Task set:
a) Reproduce the passage on Moscow's emblems word for word from "After the Russian" to "some minor modifications.".
b) According to the passage on Moscow's emblems, in what year was the city of Moscow separated from the governorate?

Extract:

%%

The emblem that was adopted in 1924. It is an example of socialist heraldry.

After the Russian Revolution, the heraldic symbols of the Russian Empire were banned. On 22 September, 1924, the Moscow Governorate Soviet adopted a new emblem which features a red star, the sickle and hammer symbol, and the Monument to the Soviet Constitution. On the red scroll it says: Московский совет рабочих крестьянских и красноармейских депутатов (Moscow council of the deputies of the workers, the peasants, and the Red Army). According to the official description, its imagery reflects the union of the city and the countryside. The new emblem failed to gain popularity and was rarely used. The city of Moscow was separated from the governorate in 1931.

After the dissolution of the Soviet Union, the heraldic representation of Moscow reverted in 1993 to the version used between 1883 and 1918, with some minor modifications.

As the Russian Orthodox Church does not allow sculptural representations of saints, no statues of Saint George and the Dragon were erected in Moscow prior to the Revolution. After the emblem was restored on 23 November, 1993, a cluster of statues on the subject were unveiled in Poklonnaya Gora, Tsvetnoi Boulevard, Manege Square, and other places in Moscow. Most of these were sculpted by Zurab Tsereteli, who also had other versions of the subject installed in such cities as New York City.

%%

Data under study:

%%

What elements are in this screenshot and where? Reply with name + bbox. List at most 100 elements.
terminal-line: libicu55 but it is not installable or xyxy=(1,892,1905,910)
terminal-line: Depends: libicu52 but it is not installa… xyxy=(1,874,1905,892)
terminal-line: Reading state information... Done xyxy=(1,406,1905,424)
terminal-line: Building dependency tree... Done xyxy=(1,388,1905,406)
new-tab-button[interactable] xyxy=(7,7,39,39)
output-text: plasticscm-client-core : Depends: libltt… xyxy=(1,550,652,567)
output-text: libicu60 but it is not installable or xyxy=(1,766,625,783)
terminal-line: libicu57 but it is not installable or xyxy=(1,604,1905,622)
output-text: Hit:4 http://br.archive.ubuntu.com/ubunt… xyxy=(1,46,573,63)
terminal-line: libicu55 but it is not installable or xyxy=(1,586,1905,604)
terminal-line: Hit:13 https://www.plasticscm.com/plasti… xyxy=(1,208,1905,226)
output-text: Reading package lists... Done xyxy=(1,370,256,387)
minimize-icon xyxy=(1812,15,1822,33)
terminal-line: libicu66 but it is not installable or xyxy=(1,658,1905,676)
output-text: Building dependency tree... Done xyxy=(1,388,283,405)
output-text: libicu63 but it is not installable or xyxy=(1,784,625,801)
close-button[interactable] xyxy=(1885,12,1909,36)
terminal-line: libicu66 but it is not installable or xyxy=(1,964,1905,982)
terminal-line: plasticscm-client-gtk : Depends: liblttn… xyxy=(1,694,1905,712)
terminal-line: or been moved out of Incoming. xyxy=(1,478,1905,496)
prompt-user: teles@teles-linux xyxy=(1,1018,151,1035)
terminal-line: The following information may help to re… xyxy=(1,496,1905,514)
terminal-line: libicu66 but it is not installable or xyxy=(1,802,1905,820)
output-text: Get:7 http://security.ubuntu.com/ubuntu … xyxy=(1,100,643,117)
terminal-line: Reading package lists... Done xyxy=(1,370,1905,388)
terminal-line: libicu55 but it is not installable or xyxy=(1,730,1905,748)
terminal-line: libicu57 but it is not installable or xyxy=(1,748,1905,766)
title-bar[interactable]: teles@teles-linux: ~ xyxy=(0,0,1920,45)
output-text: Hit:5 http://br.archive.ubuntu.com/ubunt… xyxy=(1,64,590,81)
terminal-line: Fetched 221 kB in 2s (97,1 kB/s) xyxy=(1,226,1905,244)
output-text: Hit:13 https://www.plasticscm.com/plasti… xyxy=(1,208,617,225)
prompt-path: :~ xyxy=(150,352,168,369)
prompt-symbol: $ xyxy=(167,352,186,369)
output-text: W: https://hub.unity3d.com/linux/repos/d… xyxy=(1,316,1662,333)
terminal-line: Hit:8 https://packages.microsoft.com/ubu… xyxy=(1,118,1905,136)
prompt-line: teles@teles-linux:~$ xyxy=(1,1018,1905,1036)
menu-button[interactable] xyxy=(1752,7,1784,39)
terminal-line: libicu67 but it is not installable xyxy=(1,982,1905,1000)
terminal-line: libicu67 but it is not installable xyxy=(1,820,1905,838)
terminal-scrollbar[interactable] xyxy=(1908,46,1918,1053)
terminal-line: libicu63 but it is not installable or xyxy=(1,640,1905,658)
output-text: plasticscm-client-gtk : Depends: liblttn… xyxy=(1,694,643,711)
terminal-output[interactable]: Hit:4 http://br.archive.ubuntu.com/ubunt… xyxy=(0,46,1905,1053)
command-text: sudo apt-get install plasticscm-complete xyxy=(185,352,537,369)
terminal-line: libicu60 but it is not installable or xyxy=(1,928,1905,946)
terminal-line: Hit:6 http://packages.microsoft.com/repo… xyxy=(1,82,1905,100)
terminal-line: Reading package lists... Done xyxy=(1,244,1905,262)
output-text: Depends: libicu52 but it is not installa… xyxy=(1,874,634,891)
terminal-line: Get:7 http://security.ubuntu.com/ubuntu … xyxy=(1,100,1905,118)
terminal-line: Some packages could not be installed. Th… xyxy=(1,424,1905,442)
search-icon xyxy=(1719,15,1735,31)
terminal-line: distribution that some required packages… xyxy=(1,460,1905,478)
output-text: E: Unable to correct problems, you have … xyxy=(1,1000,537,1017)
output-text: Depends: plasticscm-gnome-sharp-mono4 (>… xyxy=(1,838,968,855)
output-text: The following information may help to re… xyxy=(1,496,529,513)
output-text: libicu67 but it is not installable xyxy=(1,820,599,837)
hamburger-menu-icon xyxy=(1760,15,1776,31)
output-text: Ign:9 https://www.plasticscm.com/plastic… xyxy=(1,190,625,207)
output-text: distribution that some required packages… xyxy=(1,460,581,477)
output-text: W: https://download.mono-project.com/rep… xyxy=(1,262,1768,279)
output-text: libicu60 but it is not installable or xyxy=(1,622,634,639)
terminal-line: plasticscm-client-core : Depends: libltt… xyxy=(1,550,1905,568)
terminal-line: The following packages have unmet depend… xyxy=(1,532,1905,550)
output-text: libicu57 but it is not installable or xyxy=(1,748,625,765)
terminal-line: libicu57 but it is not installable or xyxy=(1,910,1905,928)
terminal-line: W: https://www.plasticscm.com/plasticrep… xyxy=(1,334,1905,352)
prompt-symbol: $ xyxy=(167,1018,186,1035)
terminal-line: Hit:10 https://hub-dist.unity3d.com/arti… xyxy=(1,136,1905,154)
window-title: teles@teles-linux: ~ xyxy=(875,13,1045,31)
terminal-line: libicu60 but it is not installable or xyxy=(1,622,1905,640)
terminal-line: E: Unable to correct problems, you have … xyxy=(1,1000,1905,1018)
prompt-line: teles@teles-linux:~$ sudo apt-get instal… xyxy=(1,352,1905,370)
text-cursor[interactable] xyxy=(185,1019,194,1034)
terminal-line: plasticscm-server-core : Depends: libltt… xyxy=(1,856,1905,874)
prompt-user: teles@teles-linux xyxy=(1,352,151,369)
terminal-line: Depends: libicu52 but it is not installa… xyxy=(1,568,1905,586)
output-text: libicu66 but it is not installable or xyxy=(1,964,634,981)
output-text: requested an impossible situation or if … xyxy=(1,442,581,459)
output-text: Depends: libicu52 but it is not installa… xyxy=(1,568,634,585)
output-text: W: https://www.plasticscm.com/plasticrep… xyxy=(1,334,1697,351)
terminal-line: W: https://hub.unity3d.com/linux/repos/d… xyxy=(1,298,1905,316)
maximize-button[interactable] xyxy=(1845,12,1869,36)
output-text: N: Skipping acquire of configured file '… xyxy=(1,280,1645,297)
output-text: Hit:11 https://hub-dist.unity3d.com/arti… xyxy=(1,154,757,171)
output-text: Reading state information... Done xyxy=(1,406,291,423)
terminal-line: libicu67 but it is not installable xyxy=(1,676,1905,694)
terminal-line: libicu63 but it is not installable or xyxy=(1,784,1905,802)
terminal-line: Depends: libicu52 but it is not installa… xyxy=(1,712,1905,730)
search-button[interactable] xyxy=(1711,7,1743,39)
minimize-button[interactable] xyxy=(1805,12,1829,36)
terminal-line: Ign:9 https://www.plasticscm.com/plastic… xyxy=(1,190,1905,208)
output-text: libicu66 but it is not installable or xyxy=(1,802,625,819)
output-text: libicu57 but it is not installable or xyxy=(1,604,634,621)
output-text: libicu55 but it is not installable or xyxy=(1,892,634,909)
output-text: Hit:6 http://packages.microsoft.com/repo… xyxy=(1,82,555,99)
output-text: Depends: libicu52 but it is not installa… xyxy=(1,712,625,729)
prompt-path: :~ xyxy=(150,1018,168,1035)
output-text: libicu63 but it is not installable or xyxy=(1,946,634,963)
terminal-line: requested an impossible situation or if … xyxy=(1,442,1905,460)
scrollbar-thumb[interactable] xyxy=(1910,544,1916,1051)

%%

Results of the exercise:
a)
After the Russian Revolution, the heraldic symbols of the Russian Empire were banned. On 22 September, 1924, the Moscow Governorate Soviet adopted a new emblem which features a red star, the sickle and hammer symbol, and the Monument to the Soviet Constitution. On the red scroll it says: Московский совет рабочих крестьянских и красноармейских депутатов (Moscow council of the deputies of the workers, the peasants, and the Red Army). According to the official description, its imagery reflects the union of the city and the countryside. The new emblem failed to gain popularity and was rarely used. The city of Moscow was separated from the governorate in 1931.

After the dissolution of the Soviet Union, the heraldic representation of Moscow reverted in 1993 to the version used between 1883 and 1918, with some minor modifications.

b) 1931